**Set problem**
Output the records. Match them exactly.
________________________
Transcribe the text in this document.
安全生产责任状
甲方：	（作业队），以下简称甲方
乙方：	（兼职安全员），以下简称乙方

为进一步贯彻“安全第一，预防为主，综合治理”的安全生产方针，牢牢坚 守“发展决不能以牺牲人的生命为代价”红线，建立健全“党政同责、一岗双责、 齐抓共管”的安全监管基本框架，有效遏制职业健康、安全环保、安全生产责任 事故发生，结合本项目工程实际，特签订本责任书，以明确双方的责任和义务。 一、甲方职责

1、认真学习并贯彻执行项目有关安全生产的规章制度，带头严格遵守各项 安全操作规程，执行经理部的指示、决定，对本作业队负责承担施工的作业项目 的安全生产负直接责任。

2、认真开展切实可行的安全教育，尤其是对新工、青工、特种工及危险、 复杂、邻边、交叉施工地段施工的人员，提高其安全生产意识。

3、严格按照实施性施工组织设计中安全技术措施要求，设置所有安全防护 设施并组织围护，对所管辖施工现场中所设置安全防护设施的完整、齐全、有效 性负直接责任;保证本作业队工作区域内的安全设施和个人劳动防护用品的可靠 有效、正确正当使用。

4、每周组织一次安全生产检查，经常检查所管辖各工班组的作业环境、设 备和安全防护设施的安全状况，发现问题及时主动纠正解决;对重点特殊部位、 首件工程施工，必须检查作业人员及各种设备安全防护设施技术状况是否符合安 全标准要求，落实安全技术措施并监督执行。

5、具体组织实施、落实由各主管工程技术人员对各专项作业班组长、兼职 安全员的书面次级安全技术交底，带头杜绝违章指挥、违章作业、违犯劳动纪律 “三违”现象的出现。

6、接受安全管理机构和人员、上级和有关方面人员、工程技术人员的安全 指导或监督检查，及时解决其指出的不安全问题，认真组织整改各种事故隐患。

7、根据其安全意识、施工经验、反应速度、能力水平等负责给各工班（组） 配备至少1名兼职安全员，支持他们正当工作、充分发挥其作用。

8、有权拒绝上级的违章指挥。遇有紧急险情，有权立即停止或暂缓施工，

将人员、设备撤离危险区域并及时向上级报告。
________________________
**Answer for this exercise**
Transcribe the text in this document.
安全生产责任状
甲方：	（作业队），以下简称甲方
乙方：	（兼职安全员），以下简称乙方

为进一步贯彻“安全第一，预防为主，综合治理”的安全生产方针，牢牢坚 守“发展决不能以牺牲人的生命为代价”红线，建立健全“党政同责、一岗双责、 齐抓共管”的安全监管基本框架，有效遏制职业健康、安全环保、安全生产责任 事故发生，结合本项目工程实际，特签订本责任书，以明确双方的责任和义务。 一、甲方职责

1、认真学习并贯彻执行项目有关安全生产的规章制度，带头严格遵守各项 安全操作规程，执行经理部的指示、决定，对本作业队负责承担施工的作业项目 的安全生产负直接责任。

2、认真开展切实可行的安全教育，尤其是对新工、青工、特种工及危险、 复杂、邻边、交叉施工地段施工的人员，提高其安全生产意识。

3、严格按照实施性施工组织设计中安全技术措施要求，设置所有安全防护 设施并组织围护，对所管辖施工现场中所设置安全防护设施的完整、齐全、有效 性负直接责任;保证本作业队工作区域内的安全设施和个人劳动防护用品的可靠 有效、正确正当使用。

4、每周组织一次安全生产检查，经常检查所管辖各工班组的作业环境、设 备和安全防护设施的安全状况，发现问题及时主动纠正解决;对重点特殊部位、 首件工程施工，必须检查作业人员及各种设备安全防护设施技术状况是否符合安 全标准要求，落实安全技术措施并监督执行。

5、具体组织实施、落实由各主管工程技术人员对各专项作业班组长、兼职 安全员的书面次级安全技术交底，带头杜绝违章指挥、违章作业、违犯劳动纪律 “三违”现象的出现。

6、接受安全管理机构和人员、上级和有关方面人员、工程技术人员的安全 指导或监督检查，及时解决其指出的不安全问题，认真组织整改各种事故隐患。

7、根据其安全意识、施工经验、反应速度、能力水平等负责给各工班（组） 配备至少1名兼职安全员，支持他们正当工作、充分发挥其作用。

8、有权拒绝上级的违章指挥。遇有紧急险情，有权立即停止或暂缓施工，

将人员、设备撤离危险区域并及时向上级报告。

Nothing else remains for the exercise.